### Direction
Work through the data line by line, gathering every line that has the word "Speech".

### Input data

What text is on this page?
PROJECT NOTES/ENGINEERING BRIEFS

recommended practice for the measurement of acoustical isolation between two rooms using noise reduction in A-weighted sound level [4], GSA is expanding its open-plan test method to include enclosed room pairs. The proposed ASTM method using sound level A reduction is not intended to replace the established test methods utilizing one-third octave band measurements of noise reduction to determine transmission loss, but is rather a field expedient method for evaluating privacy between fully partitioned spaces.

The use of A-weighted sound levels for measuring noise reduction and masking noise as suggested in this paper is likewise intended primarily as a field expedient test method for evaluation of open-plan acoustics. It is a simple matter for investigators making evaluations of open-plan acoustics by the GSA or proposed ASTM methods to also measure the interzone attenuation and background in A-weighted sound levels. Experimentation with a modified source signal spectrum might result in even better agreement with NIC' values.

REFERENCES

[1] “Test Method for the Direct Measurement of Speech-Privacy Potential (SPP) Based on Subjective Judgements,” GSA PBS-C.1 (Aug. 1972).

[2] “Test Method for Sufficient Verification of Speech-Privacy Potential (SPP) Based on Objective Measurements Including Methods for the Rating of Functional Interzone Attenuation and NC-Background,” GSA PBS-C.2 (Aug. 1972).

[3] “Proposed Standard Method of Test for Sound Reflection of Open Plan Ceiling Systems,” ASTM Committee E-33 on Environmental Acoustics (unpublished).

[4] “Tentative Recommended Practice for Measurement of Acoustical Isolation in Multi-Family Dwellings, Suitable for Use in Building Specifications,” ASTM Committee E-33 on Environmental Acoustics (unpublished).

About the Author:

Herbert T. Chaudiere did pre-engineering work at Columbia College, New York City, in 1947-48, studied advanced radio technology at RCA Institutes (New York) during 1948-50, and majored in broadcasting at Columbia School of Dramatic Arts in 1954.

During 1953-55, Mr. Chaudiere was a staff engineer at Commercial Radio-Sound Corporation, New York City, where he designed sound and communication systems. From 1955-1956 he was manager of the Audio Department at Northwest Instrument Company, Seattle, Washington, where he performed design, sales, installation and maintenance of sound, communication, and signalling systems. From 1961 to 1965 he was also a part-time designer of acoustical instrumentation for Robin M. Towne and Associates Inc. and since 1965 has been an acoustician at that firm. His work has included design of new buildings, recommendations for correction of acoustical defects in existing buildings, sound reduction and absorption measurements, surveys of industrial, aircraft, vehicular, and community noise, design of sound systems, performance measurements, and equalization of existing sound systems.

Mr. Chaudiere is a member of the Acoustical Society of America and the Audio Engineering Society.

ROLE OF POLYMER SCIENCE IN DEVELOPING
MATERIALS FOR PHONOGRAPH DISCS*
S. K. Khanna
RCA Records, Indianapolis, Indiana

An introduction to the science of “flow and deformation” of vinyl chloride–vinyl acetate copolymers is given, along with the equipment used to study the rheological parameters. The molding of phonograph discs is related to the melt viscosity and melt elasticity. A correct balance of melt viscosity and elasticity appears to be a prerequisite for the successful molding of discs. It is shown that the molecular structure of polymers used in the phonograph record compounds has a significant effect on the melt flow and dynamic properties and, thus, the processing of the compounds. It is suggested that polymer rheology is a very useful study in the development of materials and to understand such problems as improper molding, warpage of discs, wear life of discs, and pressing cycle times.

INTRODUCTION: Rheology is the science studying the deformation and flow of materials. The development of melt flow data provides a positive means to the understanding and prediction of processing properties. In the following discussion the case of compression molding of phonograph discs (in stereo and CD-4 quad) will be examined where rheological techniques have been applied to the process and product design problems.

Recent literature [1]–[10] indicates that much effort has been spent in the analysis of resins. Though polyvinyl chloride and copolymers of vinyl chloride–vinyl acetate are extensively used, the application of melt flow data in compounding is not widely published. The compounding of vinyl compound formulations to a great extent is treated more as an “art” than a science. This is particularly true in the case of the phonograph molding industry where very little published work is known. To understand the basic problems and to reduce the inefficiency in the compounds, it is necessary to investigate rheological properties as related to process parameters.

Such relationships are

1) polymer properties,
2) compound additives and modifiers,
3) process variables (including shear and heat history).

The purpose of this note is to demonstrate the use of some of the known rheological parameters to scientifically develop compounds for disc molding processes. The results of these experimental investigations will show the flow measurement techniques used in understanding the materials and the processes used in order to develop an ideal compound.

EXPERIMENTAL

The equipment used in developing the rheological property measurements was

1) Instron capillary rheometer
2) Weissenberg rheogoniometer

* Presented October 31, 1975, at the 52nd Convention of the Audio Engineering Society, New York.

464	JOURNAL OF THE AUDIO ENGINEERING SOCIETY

### The solution
[1] “Test Method for the Direct Measurement of Speech-Privacy Potential (SPP) Based on Subjective Judgements,” GSA PBS-C.1 (Aug. 1972).
[2] “Test Method for Sufficient Verification of Speech-Privacy Potential (SPP) Based on Objective Measurements Including Methods for the Rating of Functional Interzone Attenuation and NC-Background,” GSA PBS-C.2 (Aug. 1972).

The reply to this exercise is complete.